Each line containing the word "Centre" needs to be copied.

Data extracted from a collection:
==========

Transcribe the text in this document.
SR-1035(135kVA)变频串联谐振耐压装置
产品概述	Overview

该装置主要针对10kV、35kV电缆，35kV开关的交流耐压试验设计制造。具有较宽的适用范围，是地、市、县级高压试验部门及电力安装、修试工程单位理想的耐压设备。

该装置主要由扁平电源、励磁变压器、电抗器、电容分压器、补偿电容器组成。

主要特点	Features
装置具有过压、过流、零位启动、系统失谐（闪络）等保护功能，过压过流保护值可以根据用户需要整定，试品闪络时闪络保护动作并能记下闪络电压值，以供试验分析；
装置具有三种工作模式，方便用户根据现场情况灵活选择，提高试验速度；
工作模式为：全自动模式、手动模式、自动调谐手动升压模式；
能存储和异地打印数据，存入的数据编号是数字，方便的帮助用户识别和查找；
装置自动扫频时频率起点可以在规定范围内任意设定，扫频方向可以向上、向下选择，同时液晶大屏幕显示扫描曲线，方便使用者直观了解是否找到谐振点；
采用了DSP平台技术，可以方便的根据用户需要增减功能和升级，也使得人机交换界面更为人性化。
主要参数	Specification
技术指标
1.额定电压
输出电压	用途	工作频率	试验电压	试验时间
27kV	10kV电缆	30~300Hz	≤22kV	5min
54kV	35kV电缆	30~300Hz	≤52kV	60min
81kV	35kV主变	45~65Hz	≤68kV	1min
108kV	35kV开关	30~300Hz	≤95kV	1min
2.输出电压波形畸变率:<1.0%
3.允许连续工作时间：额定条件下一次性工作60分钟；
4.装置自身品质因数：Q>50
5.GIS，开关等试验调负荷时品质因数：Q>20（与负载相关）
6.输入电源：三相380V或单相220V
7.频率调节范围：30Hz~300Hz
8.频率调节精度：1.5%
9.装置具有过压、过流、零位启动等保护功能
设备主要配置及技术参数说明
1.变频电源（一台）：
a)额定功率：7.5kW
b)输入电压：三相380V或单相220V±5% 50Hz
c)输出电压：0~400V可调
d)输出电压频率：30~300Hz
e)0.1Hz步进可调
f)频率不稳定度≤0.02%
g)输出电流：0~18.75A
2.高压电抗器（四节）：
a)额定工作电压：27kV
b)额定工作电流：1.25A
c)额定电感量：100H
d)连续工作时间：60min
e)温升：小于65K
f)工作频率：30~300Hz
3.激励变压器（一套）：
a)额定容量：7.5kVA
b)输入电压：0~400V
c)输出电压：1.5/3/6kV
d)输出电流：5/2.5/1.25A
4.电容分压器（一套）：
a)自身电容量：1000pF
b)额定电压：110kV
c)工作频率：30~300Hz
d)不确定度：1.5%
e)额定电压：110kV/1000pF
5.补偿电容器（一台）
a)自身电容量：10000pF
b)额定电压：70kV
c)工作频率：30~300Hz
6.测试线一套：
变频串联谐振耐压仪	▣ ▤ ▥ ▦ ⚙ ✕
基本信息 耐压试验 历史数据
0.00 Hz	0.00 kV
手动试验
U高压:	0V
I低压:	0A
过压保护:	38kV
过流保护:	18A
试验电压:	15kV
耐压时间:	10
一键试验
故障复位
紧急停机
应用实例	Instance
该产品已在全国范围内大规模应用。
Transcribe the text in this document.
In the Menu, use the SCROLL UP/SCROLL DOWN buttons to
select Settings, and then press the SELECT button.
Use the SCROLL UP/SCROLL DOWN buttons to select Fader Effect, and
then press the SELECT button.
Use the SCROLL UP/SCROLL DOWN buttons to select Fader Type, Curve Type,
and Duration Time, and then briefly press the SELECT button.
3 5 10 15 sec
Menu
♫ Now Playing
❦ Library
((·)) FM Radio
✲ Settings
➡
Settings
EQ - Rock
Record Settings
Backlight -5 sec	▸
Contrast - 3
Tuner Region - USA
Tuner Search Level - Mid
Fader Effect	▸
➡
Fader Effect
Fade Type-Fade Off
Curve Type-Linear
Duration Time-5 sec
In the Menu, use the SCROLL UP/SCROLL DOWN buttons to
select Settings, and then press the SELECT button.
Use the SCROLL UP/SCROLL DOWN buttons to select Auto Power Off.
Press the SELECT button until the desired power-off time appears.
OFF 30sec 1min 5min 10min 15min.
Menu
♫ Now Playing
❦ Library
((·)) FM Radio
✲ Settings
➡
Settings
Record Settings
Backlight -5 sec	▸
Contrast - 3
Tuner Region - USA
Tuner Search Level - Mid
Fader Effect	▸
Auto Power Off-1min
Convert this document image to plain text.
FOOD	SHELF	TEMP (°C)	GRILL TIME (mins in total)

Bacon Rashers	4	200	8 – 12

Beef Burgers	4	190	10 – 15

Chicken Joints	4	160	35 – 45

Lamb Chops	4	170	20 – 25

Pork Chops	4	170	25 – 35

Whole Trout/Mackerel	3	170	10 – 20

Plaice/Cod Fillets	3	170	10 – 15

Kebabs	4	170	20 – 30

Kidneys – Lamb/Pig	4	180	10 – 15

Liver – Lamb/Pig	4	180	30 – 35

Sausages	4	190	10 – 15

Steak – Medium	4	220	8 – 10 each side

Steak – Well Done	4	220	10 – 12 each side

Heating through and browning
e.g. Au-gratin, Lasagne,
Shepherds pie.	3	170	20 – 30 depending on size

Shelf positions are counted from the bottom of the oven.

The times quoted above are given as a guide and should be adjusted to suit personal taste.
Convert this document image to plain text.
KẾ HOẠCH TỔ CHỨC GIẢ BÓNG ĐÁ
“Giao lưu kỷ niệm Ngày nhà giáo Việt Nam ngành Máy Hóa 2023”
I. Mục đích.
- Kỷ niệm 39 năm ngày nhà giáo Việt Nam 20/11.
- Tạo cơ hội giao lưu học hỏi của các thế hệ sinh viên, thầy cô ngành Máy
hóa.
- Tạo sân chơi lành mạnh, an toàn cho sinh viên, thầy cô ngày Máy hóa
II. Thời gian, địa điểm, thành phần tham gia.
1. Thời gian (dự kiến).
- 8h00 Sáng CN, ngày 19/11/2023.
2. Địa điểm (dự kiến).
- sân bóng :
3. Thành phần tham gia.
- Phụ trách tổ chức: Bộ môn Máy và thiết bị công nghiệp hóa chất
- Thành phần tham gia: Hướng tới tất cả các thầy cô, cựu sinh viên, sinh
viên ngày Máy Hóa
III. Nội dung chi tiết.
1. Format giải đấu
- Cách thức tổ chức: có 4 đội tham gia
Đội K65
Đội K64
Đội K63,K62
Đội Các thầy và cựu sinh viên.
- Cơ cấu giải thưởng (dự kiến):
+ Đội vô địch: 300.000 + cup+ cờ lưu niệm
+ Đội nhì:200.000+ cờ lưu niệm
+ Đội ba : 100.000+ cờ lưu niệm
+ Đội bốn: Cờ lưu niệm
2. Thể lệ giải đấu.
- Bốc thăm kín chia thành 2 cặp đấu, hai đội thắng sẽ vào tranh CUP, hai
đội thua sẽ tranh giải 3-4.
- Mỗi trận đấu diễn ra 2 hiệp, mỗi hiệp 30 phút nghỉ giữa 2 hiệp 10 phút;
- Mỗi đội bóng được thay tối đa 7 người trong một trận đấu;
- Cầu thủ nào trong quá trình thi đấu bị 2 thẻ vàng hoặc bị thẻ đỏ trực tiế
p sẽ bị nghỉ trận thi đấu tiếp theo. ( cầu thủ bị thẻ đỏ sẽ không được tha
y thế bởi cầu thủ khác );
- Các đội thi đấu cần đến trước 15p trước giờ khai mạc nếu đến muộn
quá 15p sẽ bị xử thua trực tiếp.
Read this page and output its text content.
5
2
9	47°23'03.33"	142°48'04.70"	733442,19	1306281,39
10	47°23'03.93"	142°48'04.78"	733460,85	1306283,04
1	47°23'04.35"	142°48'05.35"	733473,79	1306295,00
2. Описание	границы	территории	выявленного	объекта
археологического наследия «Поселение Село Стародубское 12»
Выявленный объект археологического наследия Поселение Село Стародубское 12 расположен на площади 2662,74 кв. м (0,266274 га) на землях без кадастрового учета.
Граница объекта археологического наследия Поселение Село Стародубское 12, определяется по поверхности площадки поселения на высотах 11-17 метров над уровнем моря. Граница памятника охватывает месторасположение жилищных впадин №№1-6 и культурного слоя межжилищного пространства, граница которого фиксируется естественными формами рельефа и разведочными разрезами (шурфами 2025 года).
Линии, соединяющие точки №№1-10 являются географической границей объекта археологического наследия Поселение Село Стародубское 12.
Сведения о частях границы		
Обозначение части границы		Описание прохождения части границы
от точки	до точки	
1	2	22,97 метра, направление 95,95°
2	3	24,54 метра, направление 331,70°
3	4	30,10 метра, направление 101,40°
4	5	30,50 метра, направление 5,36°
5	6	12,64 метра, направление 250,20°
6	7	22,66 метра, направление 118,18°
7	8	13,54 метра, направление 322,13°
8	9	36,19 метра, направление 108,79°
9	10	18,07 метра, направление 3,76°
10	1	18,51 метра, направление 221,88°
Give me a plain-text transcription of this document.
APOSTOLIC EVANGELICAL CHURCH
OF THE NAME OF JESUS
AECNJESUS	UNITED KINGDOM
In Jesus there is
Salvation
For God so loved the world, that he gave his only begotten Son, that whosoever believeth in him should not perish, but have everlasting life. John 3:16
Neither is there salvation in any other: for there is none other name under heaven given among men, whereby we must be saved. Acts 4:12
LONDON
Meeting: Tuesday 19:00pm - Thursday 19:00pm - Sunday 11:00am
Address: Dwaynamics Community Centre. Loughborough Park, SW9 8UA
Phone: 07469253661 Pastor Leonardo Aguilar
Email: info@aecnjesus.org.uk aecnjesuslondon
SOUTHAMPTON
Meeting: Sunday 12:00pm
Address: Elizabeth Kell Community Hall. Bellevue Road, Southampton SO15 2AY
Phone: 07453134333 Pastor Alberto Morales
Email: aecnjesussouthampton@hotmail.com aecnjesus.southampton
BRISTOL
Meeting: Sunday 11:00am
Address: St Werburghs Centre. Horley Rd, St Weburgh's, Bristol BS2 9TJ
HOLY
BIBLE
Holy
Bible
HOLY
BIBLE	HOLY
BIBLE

==========

__The answer__.
Address: Dwaynamics Community Centre. Loughborough Park, SW9 8UA
Address: St Werburghs Centre. Horley Rd, St Weburgh's, Bristol BS2 9TJ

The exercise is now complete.